» SUPPLIED TEXT
In his book "The Contemplative Pastor" (I'm only 20% of my way through this so there's plenty more to come on this strand) Peterson says:
“Jesus’ favorite speech form, the parable, was subversive. Parables sound absolutely ordinary: casual stories about soil and seeds, meals and coins and sheep, bandits and victims, farmers and merchants. And they are wholly secular: of his forty or so parables recorded in the Gospels, only one has its setting in church, and only a couple mention the name God. As people heard Jesus tell these stories, they saw at once that they weren’t about God, so there was nothing in them threatening their own sovereignty. They relaxed their defenses. They walked away perplexed, wondering what they meant, the stories lodged in their imagination. And then, like a time bomb, they would explode in their unprotected hearts. An abyss opened up at their very feet. He was talking about God; they had been invaded!...
Parables subversively slip past our defenses. Once they’re inside the citadel of self, we might expect a change of method, a sudden brandishing of bayonets resulting in a palace coup. But it doesn’t happen. Our integrity is honored and preserved. God does not impose his reality from without; he grows flowers and fruit from within. God’s truth is not an alien invasion but a loving courtship in which the details of our common lives are treated as seeds in our conception, growth, and maturity in the kingdom. Parables trust our imaginations, which is to say, our faith. They don’t herd us paternalistically into a classroom where we get things explained and diagrammed. They don’t bully us into regiments where we find ourselves marching in a moral goose step.”

» REQUIREMENTS
Carry the passage on parables forward from its last sentence, in the same voice.

» GIVEN DATA
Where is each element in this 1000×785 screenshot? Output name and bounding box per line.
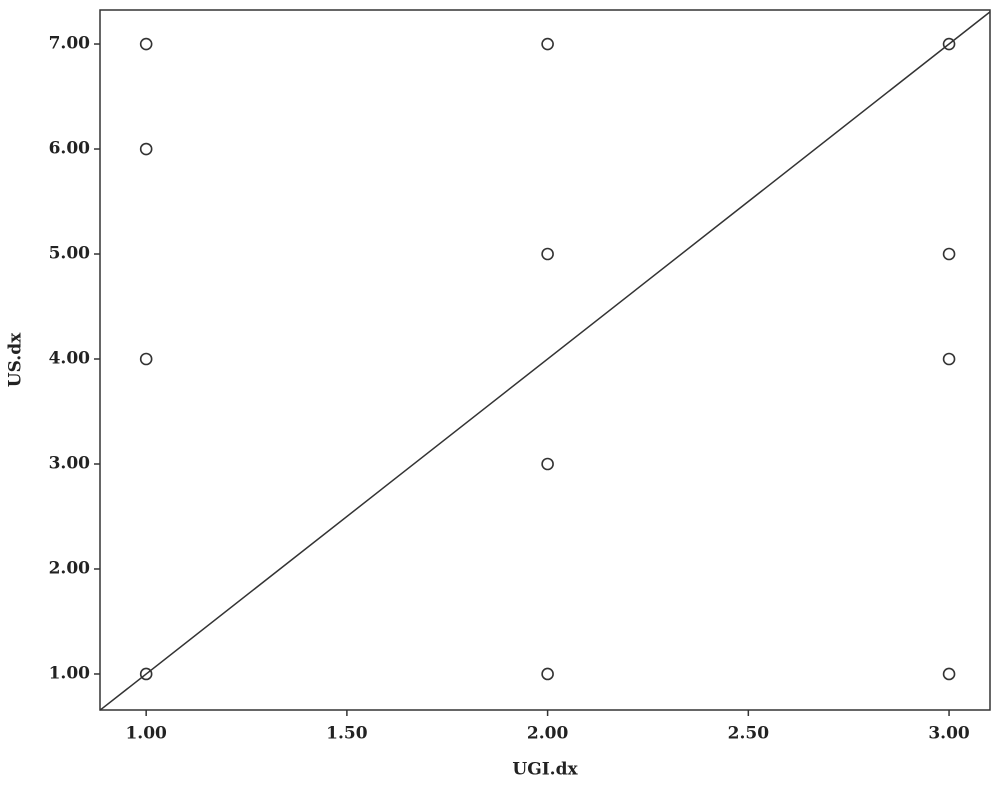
* * *
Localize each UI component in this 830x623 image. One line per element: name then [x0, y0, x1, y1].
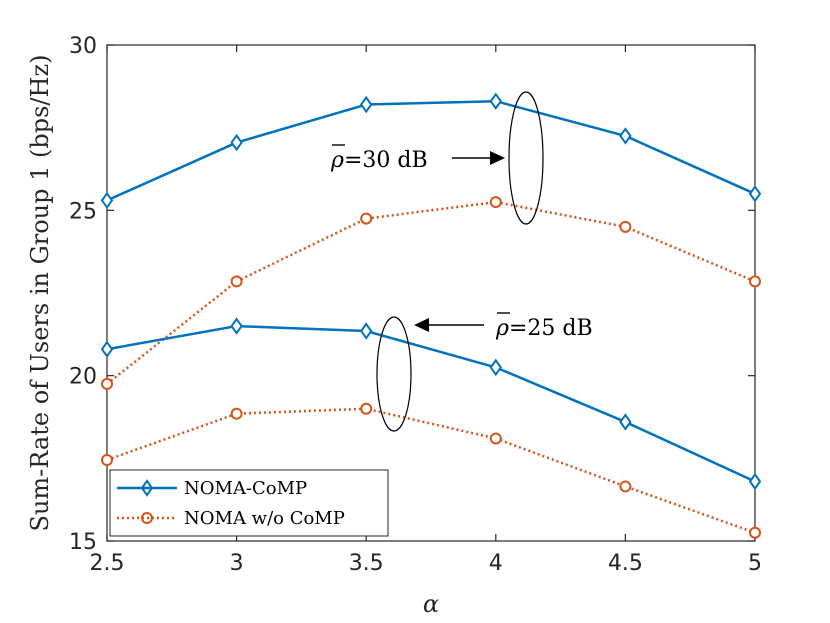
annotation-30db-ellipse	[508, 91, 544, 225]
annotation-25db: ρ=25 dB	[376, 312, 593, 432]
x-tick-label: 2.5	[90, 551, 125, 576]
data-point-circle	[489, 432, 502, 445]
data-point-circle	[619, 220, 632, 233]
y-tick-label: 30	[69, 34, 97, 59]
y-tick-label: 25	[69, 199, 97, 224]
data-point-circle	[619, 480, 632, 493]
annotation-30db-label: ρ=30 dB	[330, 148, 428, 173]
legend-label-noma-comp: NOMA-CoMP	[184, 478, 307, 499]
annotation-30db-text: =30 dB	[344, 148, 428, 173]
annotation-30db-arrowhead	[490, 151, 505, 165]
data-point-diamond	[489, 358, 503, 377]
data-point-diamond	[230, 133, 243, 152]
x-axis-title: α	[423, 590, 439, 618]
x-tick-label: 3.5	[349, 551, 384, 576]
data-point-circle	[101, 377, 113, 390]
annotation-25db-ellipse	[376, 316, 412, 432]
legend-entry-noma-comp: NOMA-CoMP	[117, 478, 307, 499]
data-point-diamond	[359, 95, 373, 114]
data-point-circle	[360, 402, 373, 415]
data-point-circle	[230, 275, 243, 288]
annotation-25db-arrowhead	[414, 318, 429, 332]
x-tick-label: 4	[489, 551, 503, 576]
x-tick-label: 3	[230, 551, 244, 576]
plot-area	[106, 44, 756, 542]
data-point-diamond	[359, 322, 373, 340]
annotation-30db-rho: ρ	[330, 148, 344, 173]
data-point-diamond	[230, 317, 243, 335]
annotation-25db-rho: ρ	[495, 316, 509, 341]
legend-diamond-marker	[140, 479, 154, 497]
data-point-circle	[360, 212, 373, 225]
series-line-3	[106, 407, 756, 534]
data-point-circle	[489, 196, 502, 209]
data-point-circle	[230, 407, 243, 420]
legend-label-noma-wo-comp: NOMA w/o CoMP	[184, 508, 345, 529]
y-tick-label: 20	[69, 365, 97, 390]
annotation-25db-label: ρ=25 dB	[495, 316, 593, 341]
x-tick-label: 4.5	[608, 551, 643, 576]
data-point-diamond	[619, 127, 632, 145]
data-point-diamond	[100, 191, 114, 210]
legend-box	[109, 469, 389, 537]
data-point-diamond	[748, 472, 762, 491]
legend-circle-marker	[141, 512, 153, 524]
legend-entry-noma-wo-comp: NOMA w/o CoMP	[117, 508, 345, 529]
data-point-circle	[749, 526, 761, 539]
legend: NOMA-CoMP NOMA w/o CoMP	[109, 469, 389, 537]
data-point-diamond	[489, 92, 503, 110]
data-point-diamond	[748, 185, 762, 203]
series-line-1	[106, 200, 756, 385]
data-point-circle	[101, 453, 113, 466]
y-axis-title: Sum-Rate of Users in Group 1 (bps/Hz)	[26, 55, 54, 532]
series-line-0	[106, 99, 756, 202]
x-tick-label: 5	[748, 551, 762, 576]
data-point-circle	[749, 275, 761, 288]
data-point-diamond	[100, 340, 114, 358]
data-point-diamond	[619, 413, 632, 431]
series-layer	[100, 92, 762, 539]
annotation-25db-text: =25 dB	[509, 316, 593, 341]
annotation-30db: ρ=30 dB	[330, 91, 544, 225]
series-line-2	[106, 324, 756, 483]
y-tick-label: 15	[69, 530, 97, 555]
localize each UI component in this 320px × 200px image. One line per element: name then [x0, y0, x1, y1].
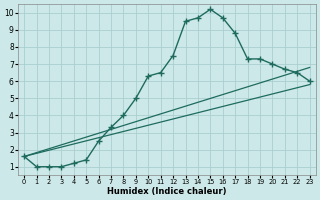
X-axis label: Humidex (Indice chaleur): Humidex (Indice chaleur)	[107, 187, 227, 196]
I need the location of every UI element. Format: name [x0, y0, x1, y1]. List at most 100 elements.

» RESPONSE TO THIS EXERCISE
(forgive the American spellings - I'm taking this directly from the book)
Nearly 20 years ago I wrote an undergraduate thesis on Jesus' parables as a model of communication, and had a couple of false starts in taking my academic study of the same a bit further... But I am still convinced that we underestimate Jesus' use of parable, not so much for the communication of ideas as such, but as a vehicle of the sort of communication that promotes communion. Every parable is an invitation to ask where we would sit in the story... And as we find our own stories intersecting with these parabolic tales they should set us off on a different trajectory...
This is true not only of the parables of Jesus but the Bible as a whole... So much of scripture is made up of story, yet when it comes to dealing with scripture, so often we reduce it to a series of easily digestible propositions (3 or 5 points depending on your predilection) each one beginning with the same initial letter. Again, I've touched on this before in this blog, but I am puzzled as to why we do it... and I am as guilty as anyone else in this regard... Yes, I often use the stories of scripture for monologues exploring how the people involved felt, indeed I'm leading a seminar on the same in the upcoming Church Resources Conference and Exhibition, but all too often when I use them in a service, I still feel the need to have a traditional sermon to unpack the scriptures a bit further... Why is that?
Is it because if I don't give people the sermon they expect on a Sunday that they might think they have been short changed?
Am I afraid that if I let people wrestle with the story of scripture themselves there is no knowing where it might take them?
Am I wanting to tidy up what God for some reason left unfinished, with too many loose threads and unanswered questions?
I suppose that's one of the reasons why I am keen that my congregation participates in the Biblica Community Bible Experience over the next few months... Engaging with the New Testament as story, and seeing how that engagement shapes their thinking as actions... Finding that not only were Jesus' parables subversive, but so is the whole of scripture if read free of chapters, verses and theological straight jackets...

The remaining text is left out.